*Data lines*
──────────────────────────────

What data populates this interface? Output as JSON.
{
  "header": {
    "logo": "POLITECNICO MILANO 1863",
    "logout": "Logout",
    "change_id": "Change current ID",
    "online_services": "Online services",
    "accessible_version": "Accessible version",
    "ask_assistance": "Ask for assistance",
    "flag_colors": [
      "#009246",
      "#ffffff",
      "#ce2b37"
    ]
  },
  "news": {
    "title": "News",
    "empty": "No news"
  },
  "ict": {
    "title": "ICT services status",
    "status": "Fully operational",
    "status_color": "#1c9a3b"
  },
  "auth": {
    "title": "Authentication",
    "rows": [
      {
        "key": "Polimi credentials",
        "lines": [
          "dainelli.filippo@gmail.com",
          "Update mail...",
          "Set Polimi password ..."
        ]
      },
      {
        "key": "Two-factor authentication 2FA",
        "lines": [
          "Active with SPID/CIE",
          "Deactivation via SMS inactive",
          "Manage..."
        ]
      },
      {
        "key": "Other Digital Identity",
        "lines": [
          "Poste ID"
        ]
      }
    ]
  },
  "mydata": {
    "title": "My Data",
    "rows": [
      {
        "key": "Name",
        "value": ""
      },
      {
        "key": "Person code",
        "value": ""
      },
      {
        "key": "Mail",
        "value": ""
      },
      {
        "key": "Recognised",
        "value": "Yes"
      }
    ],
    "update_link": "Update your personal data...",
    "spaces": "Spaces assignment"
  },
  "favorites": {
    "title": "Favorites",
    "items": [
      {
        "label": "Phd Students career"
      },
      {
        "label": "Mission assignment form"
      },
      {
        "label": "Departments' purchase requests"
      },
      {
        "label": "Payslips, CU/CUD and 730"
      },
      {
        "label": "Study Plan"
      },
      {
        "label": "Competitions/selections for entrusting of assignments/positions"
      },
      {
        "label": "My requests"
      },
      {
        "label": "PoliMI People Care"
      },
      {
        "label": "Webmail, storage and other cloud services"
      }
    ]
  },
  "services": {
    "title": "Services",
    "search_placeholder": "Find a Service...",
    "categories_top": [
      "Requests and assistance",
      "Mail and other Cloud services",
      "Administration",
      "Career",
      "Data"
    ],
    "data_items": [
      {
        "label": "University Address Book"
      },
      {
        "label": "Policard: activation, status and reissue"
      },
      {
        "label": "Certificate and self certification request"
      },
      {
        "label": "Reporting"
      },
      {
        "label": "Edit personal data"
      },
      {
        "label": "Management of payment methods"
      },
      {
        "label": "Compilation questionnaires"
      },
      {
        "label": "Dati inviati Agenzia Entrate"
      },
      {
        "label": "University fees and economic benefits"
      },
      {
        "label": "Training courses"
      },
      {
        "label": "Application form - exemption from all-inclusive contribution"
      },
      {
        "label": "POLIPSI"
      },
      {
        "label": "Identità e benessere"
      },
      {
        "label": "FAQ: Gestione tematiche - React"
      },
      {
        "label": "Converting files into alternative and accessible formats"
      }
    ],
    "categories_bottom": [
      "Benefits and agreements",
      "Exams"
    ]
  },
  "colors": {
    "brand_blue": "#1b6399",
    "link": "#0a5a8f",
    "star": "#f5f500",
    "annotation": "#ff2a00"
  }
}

──────────────────────────────

*What to work on*
Write down every line of the data exactly as it appears above.

*Written reply*
What data populates this interface? Output as JSON.
{
  "header": {
    "logo": "POLITECNICO MILANO 1863",
    "logout": "Logout",
    "change_id": "Change current ID",
    "online_services": "Online services",
    "accessible_version": "Accessible version",
    "ask_assistance": "Ask for assistance",
    "flag_colors": [
      "#009246",
      "#ffffff",
      "#ce2b37"
    ]
  },
  "news": {
    "title": "News",
    "empty": "No news"
  },
  "ict": {
    "title": "ICT services status",
    "status": "Fully operational",
    "status_color": "#1c9a3b"
  },
  "auth": {
    "title": "Authentication",
    "rows": [
      {
        "key": "Polimi credentials",
        "lines": [
          "dainelli.filippo@gmail.com",
          "Update mail...",
          "Set Polimi password ..."
        ]
      },
      {
        "key": "Two-factor authentication 2FA",
        "lines": [
          "Active with SPID/CIE",
          "Deactivation via SMS inactive",
          "Manage..."
        ]
      },
      {
        "key": "Other Digital Identity",
        "lines": [
          "Poste ID"
        ]
      }
    ]
  },
  "mydata": {
    "title": "My Data",
    "rows": [
      {
        "key": "Name",
        "value": ""
      },
      {
        "key": "Person code",
        "value": ""
      },
      {
        "key": "Mail",
        "value": ""
      },
      {
        "key": "Recognised",
        "value": "Yes"
      }
    ],
    "update_link": "Update your personal data...",
    "spaces": "Spaces assignment"
  },
  "favorites": {
    "title": "Favorites",
    "items": [
      {
        "label": "Phd Students career"
      },
      {
        "label": "Mission assignment form"
      },
      {
        "label": "Departments' purchase requests"
      },
      {
        "label": "Payslips, CU/CUD and 730"
      },
      {
        "label": "Study Plan"
      },
      {
        "label": "Competitions/selections for entrusting of assignments/positions"
      },
      {
        "label": "My requests"
      },
      {
        "label": "PoliMI People Care"
      },
      {
        "label": "Webmail, storage and other cloud services"
      }
    ]
  },
  "services": {
    "title": "Services",
    "search_placeholder": "Find a Service...",
    "categories_top": [
      "Requests and assistance",
      "Mail and other Cloud services",
      "Administration",
      "Career",
      "Data"
    ],
    "data_items": [
      {
        "label": "University Address Book"
      },
      {
        "label": "Policard: activation, status and reissue"
      },
      {
        "label": "Certificate and self certification request"
      },
      {
        "label": "Reporting"
      },
      {
        "label": "Edit personal data"
      },
      {
        "label": "Management of payment methods"
      },
      {
        "label": "Compilation questionnaires"
      },
      {
        "label": "Dati inviati Agenzia Entrate"
      },
      {
        "label": "University fees and economic benefits"
      },
      {
        "label": "Training courses"
      },
      {
        "label": "Application form - exemption from all-inclusive contribution"
      },
      {
        "label": "POLIPSI"
      },
      {
        "label": "Identità e benessere"
      },
      {
        "label": "FAQ: Gestione tematiche - React"
      },
      {
        "label": "Converting files into alternative and accessible formats"
      }
    ],
    "categories_bottom": [
      "Benefits and agreements",
      "Exams"
    ]
  },
  "colors": {
    "brand_blue": "#1b6399",
    "link": "#0a5a8f",
    "star": "#f5f500",
    "annotation": "#ff2a00"
  }
}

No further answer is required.